*REQUEST*
Reproduce all of the data word for word.

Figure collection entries
* * *

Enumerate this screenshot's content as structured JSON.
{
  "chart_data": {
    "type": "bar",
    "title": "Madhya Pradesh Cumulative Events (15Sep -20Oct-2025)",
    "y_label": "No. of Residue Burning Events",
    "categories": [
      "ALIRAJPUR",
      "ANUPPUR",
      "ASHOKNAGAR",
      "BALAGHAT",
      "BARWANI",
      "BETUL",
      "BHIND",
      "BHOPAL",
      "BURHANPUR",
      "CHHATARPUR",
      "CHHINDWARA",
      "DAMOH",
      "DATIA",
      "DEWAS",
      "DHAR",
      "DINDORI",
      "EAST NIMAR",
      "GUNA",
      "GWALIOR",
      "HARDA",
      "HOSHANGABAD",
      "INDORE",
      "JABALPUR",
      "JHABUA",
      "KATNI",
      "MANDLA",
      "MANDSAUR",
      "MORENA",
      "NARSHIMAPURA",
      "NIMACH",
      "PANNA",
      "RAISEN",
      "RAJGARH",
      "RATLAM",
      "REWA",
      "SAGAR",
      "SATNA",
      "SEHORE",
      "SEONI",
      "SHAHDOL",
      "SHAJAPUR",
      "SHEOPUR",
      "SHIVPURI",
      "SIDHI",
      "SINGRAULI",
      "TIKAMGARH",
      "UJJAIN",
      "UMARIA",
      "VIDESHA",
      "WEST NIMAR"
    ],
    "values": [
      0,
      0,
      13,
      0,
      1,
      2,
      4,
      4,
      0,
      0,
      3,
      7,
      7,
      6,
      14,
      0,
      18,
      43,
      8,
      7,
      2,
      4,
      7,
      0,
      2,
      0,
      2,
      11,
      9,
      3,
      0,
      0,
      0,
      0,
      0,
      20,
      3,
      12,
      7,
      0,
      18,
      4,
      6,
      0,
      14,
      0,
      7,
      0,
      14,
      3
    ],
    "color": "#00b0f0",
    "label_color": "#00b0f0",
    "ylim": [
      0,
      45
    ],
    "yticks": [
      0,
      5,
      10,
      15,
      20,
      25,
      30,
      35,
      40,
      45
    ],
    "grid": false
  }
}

* * *

*REPLY*
Enumerate this screenshot's content as structured JSON.
{
  "chart_data": {
    "type": "bar",
    "title": "Madhya Pradesh Cumulative Events (15Sep -20Oct-2025)",
    "y_label": "No. of Residue Burning Events",
    "categories": [
      "ALIRAJPUR",
      "ANUPPUR",
      "ASHOKNAGAR",
      "BALAGHAT",
      "BARWANI",
      "BETUL",
      "BHIND",
      "BHOPAL",
      "BURHANPUR",
      "CHHATARPUR",
      "CHHINDWARA",
      "DAMOH",
      "DATIA",
      "DEWAS",
      "DHAR",
      "DINDORI",
      "EAST NIMAR",
      "GUNA",
      "GWALIOR",
      "HARDA",
      "HOSHANGABAD",
      "INDORE",
      "JABALPUR",
      "JHABUA",
      "KATNI",
      "MANDLA",
      "MANDSAUR",
      "MORENA",
      "NARSHIMAPURA",
      "NIMACH",
      "PANNA",
      "RAISEN",
      "RAJGARH",
      "RATLAM",
      "REWA",
      "SAGAR",
      "SATNA",
      "SEHORE",
      "SEONI",
      "SHAHDOL",
      "SHAJAPUR",
      "SHEOPUR",
      "SHIVPURI",
      "SIDHI",
      "SINGRAULI",
      "TIKAMGARH",
      "UJJAIN",
      "UMARIA",
      "VIDESHA",
      "WEST NIMAR"
    ],
    "values": [
      0,
      0,
      13,
      0,
      1,
      2,
      4,
      4,
      0,
      0,
      3,
      7,
      7,
      6,
      14,
      0,
      18,
      43,
      8,
      7,
      2,
      4,
      7,
      0,
      2,
      0,
      2,
      11,
      9,
      3,
      0,
      0,
      0,
      0,
      0,
      20,
      3,
      12,
      7,
      0,
      18,
      4,
      6,
      0,
      14,
      0,
      7,
      0,
      14,
      3
    ],
    "color": "#00b0f0",
    "label_color": "#00b0f0",
    "ylim": [
      0,
      45
    ],
    "yticks": [
      0,
      5,
      10,
      15,
      20,
      25,
      30,
      35,
      40,
      45
    ],
    "grid": false
  }
}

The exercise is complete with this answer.